(Stored items)
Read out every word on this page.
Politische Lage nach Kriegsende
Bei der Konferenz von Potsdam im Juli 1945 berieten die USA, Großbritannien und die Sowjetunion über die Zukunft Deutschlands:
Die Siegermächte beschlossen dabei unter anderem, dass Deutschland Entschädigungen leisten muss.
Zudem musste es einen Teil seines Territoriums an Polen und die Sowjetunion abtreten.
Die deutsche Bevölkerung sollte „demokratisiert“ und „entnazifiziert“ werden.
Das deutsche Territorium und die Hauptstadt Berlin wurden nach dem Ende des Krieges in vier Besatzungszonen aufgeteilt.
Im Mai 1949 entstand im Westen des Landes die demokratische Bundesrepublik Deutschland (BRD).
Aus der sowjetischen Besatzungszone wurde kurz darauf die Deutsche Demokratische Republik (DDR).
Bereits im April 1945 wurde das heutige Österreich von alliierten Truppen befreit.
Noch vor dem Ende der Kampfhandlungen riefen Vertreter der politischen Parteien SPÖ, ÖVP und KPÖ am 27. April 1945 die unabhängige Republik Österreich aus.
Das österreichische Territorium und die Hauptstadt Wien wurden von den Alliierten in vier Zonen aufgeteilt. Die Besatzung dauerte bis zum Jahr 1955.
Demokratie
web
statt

AIM OF THE EXERCISE
Transcribe the entire listing above precisely.

EXERCISE RESULT
Read out every word on this page.
Politische Lage nach Kriegsende
Bei der Konferenz von Potsdam im Juli 1945 berieten die USA, Großbritannien und die Sowjetunion über die Zukunft Deutschlands:
Die Siegermächte beschlossen dabei unter anderem, dass Deutschland Entschädigungen leisten muss.
Zudem musste es einen Teil seines Territoriums an Polen und die Sowjetunion abtreten.
Die deutsche Bevölkerung sollte „demokratisiert“ und „entnazifiziert“ werden.
Das deutsche Territorium und die Hauptstadt Berlin wurden nach dem Ende des Krieges in vier Besatzungszonen aufgeteilt.
Im Mai 1949 entstand im Westen des Landes die demokratische Bundesrepublik Deutschland (BRD).
Aus der sowjetischen Besatzungszone wurde kurz darauf die Deutsche Demokratische Republik (DDR).
Bereits im April 1945 wurde das heutige Österreich von alliierten Truppen befreit.
Noch vor dem Ende der Kampfhandlungen riefen Vertreter der politischen Parteien SPÖ, ÖVP und KPÖ am 27. April 1945 die unabhängige Republik Österreich aus.
Das österreichische Territorium und die Hauptstadt Wien wurden von den Alliierten in vier Zonen aufgeteilt. Die Besatzung dauerte bis zum Jahr 1955.
Demokratie
web
statt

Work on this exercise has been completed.